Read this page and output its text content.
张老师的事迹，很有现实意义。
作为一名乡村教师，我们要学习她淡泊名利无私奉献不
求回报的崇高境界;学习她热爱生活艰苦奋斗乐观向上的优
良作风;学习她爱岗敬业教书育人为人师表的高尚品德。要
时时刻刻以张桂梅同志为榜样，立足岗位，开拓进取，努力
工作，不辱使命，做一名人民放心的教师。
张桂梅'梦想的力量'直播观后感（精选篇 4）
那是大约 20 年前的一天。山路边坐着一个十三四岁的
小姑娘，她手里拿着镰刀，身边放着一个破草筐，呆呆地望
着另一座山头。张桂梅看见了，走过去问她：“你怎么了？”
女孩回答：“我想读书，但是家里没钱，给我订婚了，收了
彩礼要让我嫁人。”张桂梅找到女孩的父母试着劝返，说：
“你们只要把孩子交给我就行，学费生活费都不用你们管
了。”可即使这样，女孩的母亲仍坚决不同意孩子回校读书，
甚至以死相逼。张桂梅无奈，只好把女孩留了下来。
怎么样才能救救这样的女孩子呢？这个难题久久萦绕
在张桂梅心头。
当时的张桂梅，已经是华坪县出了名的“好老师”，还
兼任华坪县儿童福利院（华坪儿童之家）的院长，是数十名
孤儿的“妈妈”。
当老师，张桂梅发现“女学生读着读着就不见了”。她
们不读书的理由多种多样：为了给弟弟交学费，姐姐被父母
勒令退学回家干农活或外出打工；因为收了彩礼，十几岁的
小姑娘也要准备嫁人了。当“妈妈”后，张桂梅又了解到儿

- - -

__DIRECTIVE__
The records above should be duplicated in full, exactly as given.

__EXERCISE RESPONSE__
Read this page and output its text content.
张老师的事迹，很有现实意义。
作为一名乡村教师，我们要学习她淡泊名利无私奉献不
求回报的崇高境界;学习她热爱生活艰苦奋斗乐观向上的优
良作风;学习她爱岗敬业教书育人为人师表的高尚品德。要
时时刻刻以张桂梅同志为榜样，立足岗位，开拓进取，努力
工作，不辱使命，做一名人民放心的教师。
张桂梅'梦想的力量'直播观后感（精选篇 4）
那是大约 20 年前的一天。山路边坐着一个十三四岁的
小姑娘，她手里拿着镰刀，身边放着一个破草筐，呆呆地望
着另一座山头。张桂梅看见了，走过去问她：“你怎么了？”
女孩回答：“我想读书，但是家里没钱，给我订婚了，收了
彩礼要让我嫁人。”张桂梅找到女孩的父母试着劝返，说：
“你们只要把孩子交给我就行，学费生活费都不用你们管
了。”可即使这样，女孩的母亲仍坚决不同意孩子回校读书，
甚至以死相逼。张桂梅无奈，只好把女孩留了下来。
怎么样才能救救这样的女孩子呢？这个难题久久萦绕
在张桂梅心头。
当时的张桂梅，已经是华坪县出了名的“好老师”，还
兼任华坪县儿童福利院（华坪儿童之家）的院长，是数十名
孤儿的“妈妈”。
当老师，张桂梅发现“女学生读着读着就不见了”。她
们不读书的理由多种多样：为了给弟弟交学费，姐姐被父母
勒令退学回家干农活或外出打工；因为收了彩礼，十几岁的
小姑娘也要准备嫁人了。当“妈妈”后，张桂梅又了解到儿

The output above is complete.